=== Records for the task ===

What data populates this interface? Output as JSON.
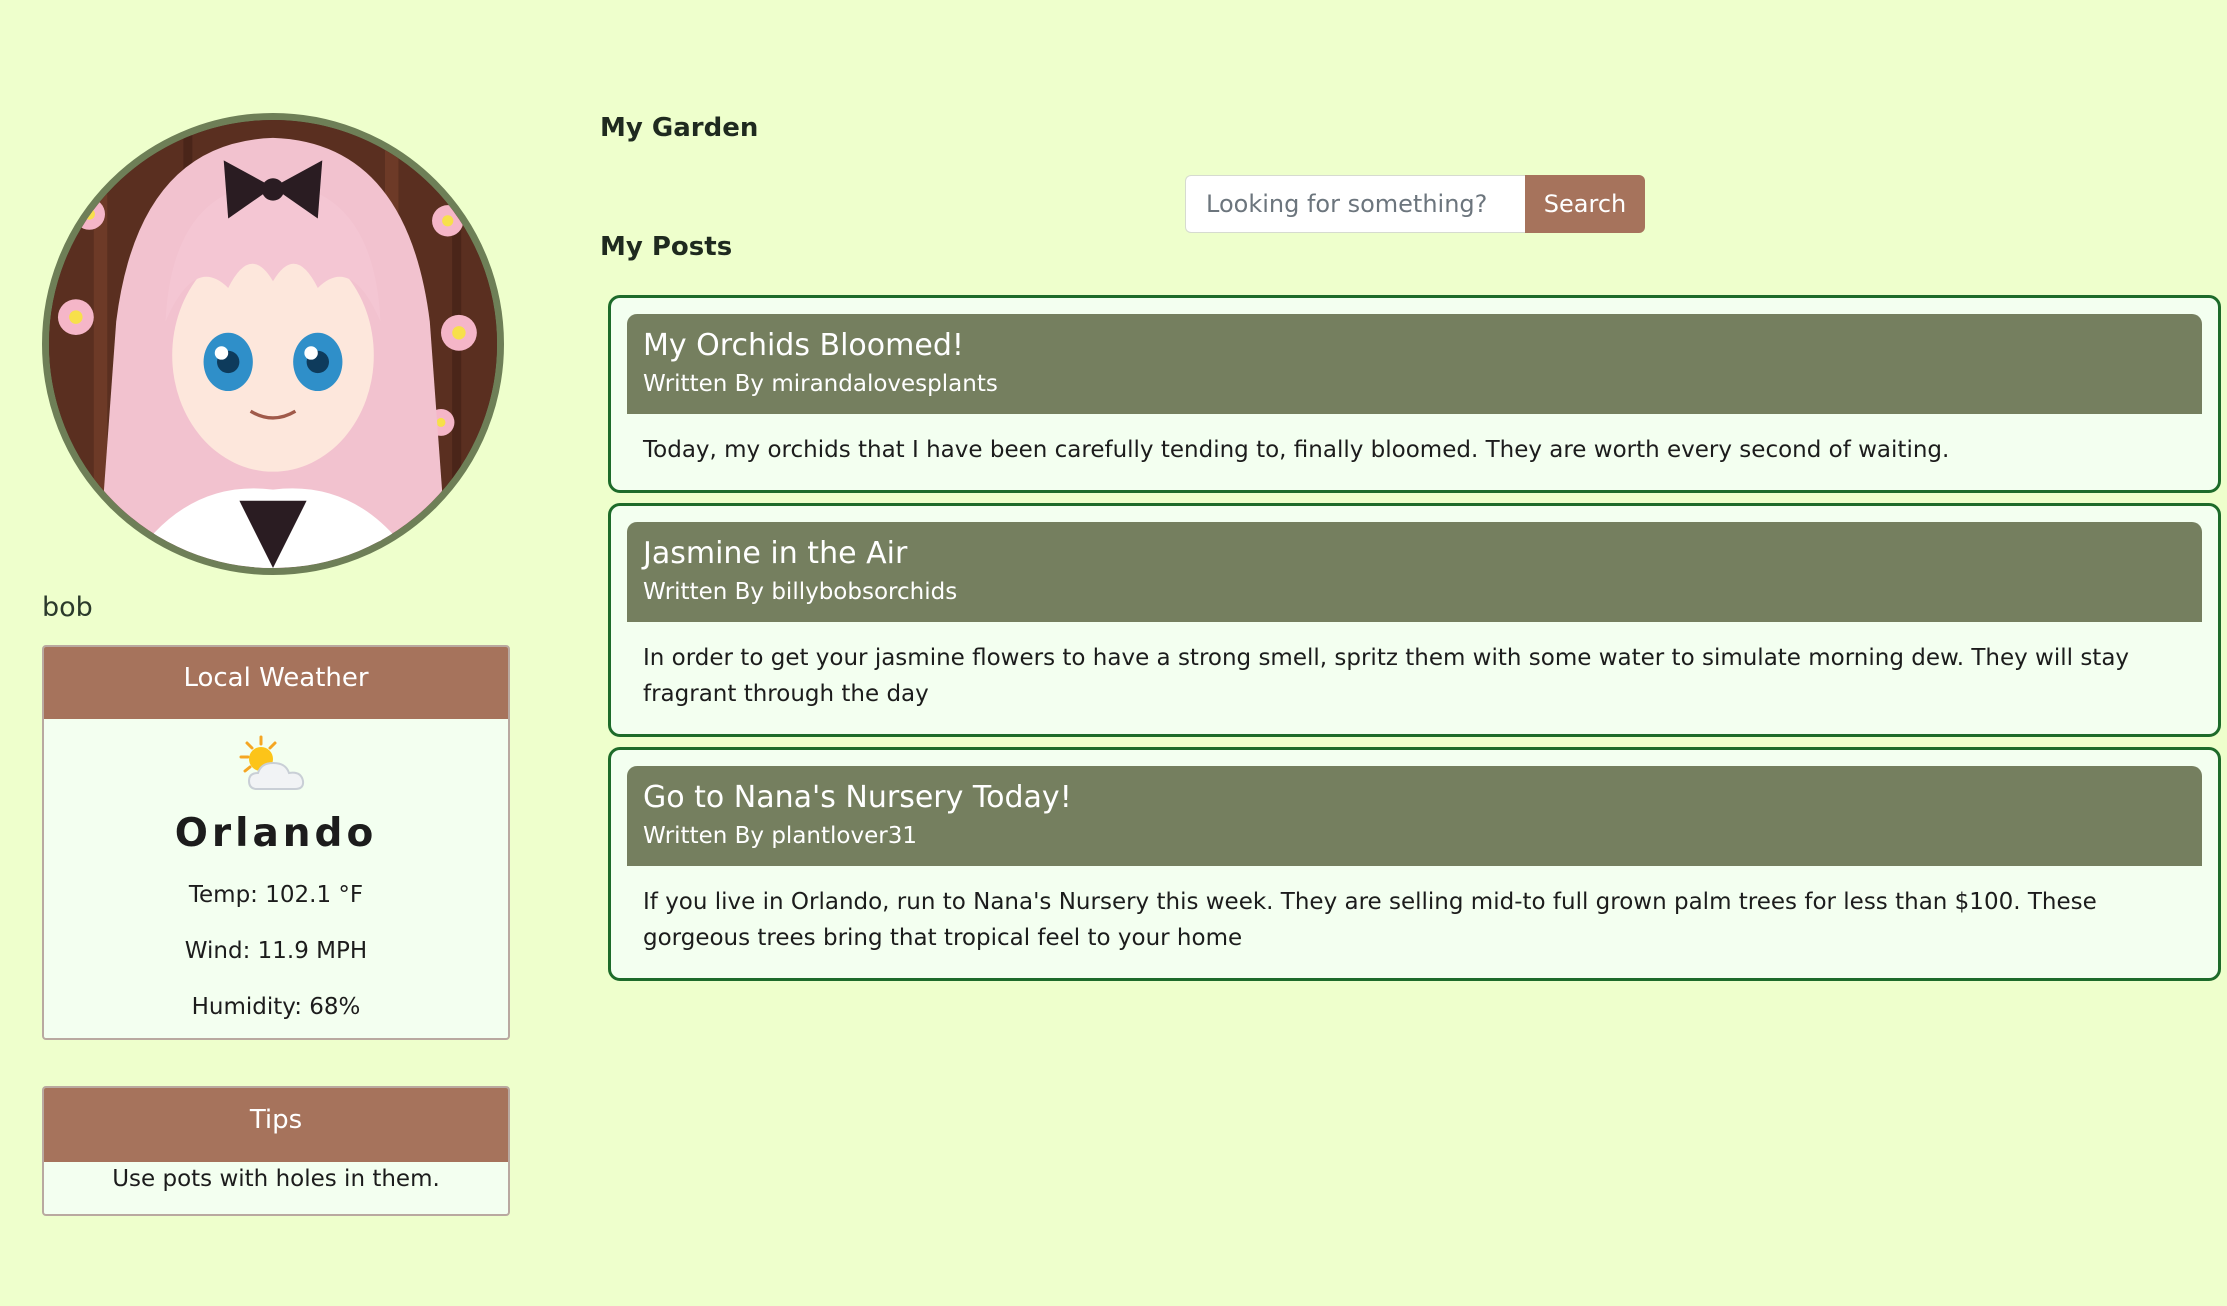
{
  "profile": {
    "username": "bob",
    "avatar_alt": "profile-avatar"
  },
  "weather": {
    "header": "Local Weather",
    "icon": "sun-behind-cloud-icon",
    "city": "Orlando",
    "temp": "Temp: 102.1 °F",
    "wind": "Wind: 11.9 MPH",
    "humidity": "Humidity: 68%"
  },
  "tips": {
    "header": "Tips",
    "text": "Use pots with holes in them."
  },
  "main": {
    "garden_title": "My Garden",
    "posts_title": "My Posts"
  },
  "search": {
    "placeholder": "Looking for something?",
    "value": "",
    "button_label": "Search"
  },
  "posts": [
    {
      "title": "My Orchids Bloomed!",
      "author": "Written By mirandalovesplants",
      "body": "Today, my orchids that I have been carefully tending to, finally bloomed. They are worth every second of waiting."
    },
    {
      "title": "Jasmine in the Air",
      "author": "Written By billybobsorchids",
      "body": "In order to get your jasmine flowers to have a strong smell, spritz them with some water to simulate morning dew. They will stay fragrant through the day"
    },
    {
      "title": "Go to Nana's Nursery Today!",
      "author": "Written By plantlover31",
      "body": "If you live in Orlando, run to Nana's Nursery this week. They are selling mid-to full grown palm trees for less than $100. These gorgeous trees bring that tropical feel to your home"
    }
  ],
  "colors": {
    "page_background": "#eeffcc",
    "accent_brown": "#a6735c",
    "post_header": "#757f5f",
    "post_border": "#1d6b2a",
    "avatar_border": "#6e7f57"
  }
}
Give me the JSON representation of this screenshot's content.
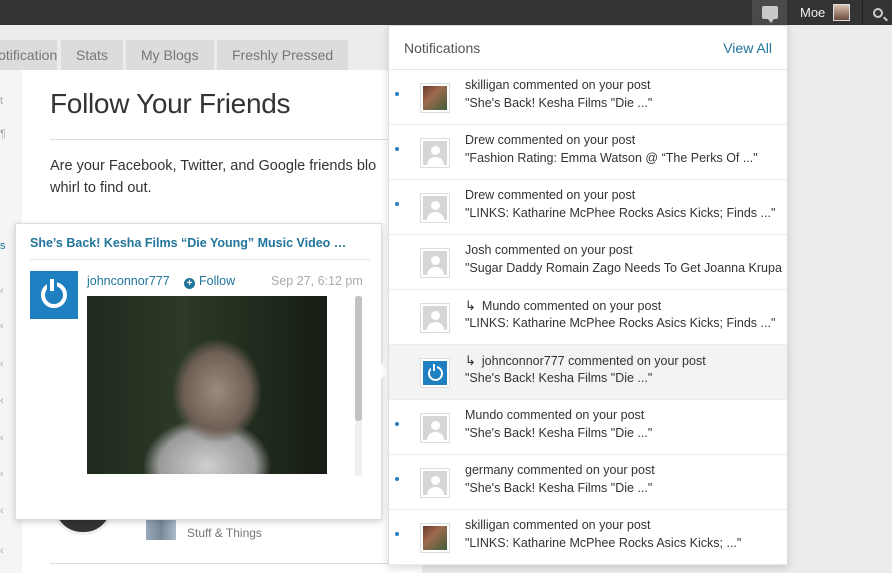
{
  "topbar": {
    "user_name": "Moe"
  },
  "tabs": [
    {
      "label": "Notifications"
    },
    {
      "label": "Stats"
    },
    {
      "label": "My Blogs"
    },
    {
      "label": "Freshly Pressed"
    }
  ],
  "main": {
    "title": "Follow Your Friends",
    "intro_line1": "Are your Facebook, Twitter, and Google friends blo",
    "intro_line2": "whirl to find out.",
    "bottom_label": "Stuff & Things"
  },
  "hover_card": {
    "post_title": "She’s Back! Kesha Films “Die Young” Music Video …",
    "username": "johnconnor777",
    "follow_label": "Follow",
    "date": "Sep 27, 6:12 pm"
  },
  "notifications": {
    "title": "Notifications",
    "view_all": "View All",
    "items": [
      {
        "unread": true,
        "avatar": "photo",
        "reply": false,
        "line1": "skilligan commented on your post",
        "line2": "\"She's Back! Kesha Films \"Die ...\""
      },
      {
        "unread": true,
        "avatar": "default",
        "reply": false,
        "line1": "Drew commented on your post",
        "line2": "\"Fashion Rating: Emma Watson @ “The Perks Of ...\""
      },
      {
        "unread": true,
        "avatar": "default",
        "reply": false,
        "line1": "Drew commented on your post",
        "line2": "\"LINKS: Katharine McPhee Rocks Asics Kicks; Finds ...\""
      },
      {
        "unread": false,
        "avatar": "default",
        "reply": false,
        "line1": "Josh commented on your post",
        "line2": "\"Sugar Daddy Romain Zago Needs To Get Joanna Krupa"
      },
      {
        "unread": false,
        "avatar": "default",
        "reply": true,
        "line1": "Mundo commented on your post",
        "line2": "\"LINKS: Katharine McPhee Rocks Asics Kicks; Finds ...\""
      },
      {
        "unread": false,
        "avatar": "blue",
        "reply": true,
        "line1": "johnconnor777 commented on your post",
        "line2": "\"She's Back! Kesha Films \"Die ...\""
      },
      {
        "unread": true,
        "avatar": "default",
        "reply": false,
        "line1": "Mundo commented on your post",
        "line2": "\"She's Back! Kesha Films \"Die ...\""
      },
      {
        "unread": true,
        "avatar": "default",
        "reply": false,
        "line1": "germany commented on your post",
        "line2": "\"She's Back! Kesha Films \"Die ...\""
      },
      {
        "unread": true,
        "avatar": "photo",
        "reply": false,
        "line1": "skilligan commented on your post",
        "line2": "\"LINKS: Katharine McPhee Rocks Asics Kicks; ...\""
      }
    ]
  }
}
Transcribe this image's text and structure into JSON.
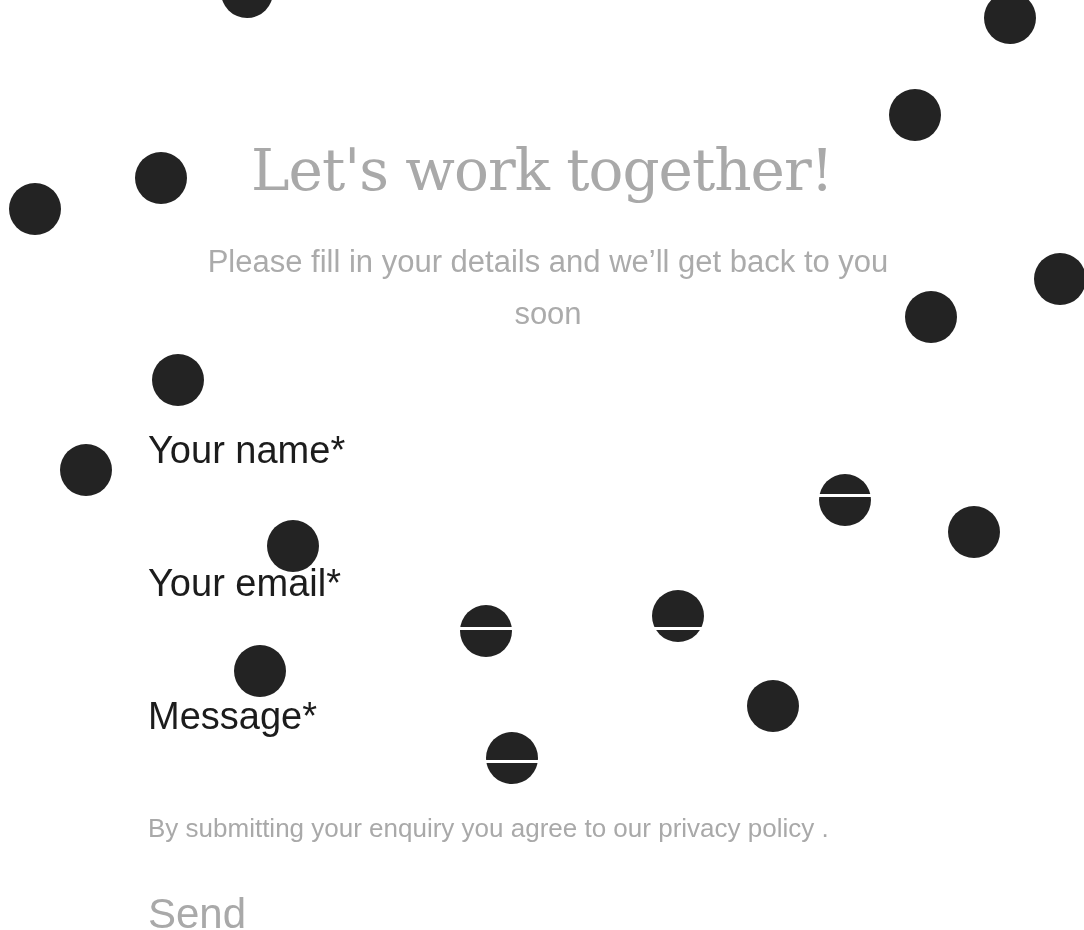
{
  "heading": "Let's work together!",
  "subheading": "Please fill in your details and we’ll get back to you soon",
  "fields": [
    {
      "label": "Your name*"
    },
    {
      "label": "Your email*"
    },
    {
      "label": "Message*"
    }
  ],
  "consent": {
    "text": "By submitting your enquiry you agree to our ",
    "link": "privacy policy",
    "end": " ."
  },
  "submit": "Send"
}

===

• **What the task asks**:
Only the lines from the one that contains "Transcribe this image's" to the end of the records, inclusive, are to be quoted exactly, with pictures excluded.

• **Final result**:
Transcribe this image's text and structure into JSON.
{
  "heading": "Let's work together!",
  "subheading": "Please fill in your details and we’ll get back to you soon",
  "fields": [
    {
      "label": "Your name*"
    },
    {
      "label": "Your email*"
    },
    {
      "label": "Message*"
    }
  ],
  "consent": {
    "text": "By submitting your enquiry you agree to our ",
    "link": "privacy policy",
    "end": " ."
  },
  "submit": "Send"
}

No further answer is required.